Dataset listings of figures
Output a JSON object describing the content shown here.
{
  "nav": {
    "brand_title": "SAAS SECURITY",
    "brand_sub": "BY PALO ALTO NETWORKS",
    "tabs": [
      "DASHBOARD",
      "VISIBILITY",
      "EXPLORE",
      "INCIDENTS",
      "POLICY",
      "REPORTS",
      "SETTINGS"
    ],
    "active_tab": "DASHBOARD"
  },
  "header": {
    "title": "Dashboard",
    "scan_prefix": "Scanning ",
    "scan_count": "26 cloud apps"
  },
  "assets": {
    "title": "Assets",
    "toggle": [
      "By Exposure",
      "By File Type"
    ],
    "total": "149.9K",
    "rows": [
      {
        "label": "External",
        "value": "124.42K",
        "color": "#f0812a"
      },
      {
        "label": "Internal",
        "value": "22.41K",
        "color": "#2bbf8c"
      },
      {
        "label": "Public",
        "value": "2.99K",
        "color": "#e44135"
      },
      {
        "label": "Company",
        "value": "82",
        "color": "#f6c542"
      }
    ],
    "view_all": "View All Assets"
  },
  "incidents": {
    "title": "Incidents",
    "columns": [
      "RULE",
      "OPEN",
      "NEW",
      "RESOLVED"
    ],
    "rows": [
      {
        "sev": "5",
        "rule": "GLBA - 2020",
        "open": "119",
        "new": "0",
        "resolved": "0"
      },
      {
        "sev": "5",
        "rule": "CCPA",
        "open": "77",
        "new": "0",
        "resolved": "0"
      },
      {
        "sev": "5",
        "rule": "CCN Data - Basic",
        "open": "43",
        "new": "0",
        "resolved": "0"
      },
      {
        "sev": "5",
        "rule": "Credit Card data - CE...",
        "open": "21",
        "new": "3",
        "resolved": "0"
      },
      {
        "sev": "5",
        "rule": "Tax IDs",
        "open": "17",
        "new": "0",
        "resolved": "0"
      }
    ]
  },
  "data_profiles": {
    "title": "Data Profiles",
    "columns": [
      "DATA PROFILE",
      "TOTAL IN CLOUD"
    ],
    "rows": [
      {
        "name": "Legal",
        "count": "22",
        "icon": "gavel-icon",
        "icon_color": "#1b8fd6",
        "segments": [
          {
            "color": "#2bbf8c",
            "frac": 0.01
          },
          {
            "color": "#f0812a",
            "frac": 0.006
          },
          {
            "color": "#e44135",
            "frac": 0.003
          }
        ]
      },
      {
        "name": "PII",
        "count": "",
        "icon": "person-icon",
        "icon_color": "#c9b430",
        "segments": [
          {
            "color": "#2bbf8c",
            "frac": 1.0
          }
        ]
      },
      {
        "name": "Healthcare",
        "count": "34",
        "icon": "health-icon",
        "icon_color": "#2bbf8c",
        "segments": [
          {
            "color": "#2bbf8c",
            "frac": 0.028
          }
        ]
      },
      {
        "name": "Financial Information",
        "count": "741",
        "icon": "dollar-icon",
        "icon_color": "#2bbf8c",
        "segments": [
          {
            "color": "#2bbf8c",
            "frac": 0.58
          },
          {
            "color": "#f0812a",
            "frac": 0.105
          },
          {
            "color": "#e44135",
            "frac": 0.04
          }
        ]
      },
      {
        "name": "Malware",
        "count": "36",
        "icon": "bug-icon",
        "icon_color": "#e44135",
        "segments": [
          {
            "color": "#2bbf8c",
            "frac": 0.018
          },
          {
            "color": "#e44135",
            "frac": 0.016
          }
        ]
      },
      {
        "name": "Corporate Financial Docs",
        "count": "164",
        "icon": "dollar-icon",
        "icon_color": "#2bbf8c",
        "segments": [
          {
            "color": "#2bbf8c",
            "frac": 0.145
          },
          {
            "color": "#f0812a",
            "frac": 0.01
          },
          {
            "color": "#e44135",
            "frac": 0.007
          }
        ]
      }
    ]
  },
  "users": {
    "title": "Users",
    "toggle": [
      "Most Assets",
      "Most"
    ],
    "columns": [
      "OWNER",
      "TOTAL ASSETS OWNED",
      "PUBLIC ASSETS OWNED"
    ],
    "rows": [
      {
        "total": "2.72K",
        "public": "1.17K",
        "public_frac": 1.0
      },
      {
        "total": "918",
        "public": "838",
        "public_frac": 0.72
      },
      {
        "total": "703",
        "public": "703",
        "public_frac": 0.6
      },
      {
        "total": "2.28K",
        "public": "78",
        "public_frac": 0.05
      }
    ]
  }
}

Task
Note each line of the entries that has "OWNED" in it, and copy those lines.

Expected answer
      "TOTAL ASSETS OWNED",
      "PUBLIC ASSETS OWNED"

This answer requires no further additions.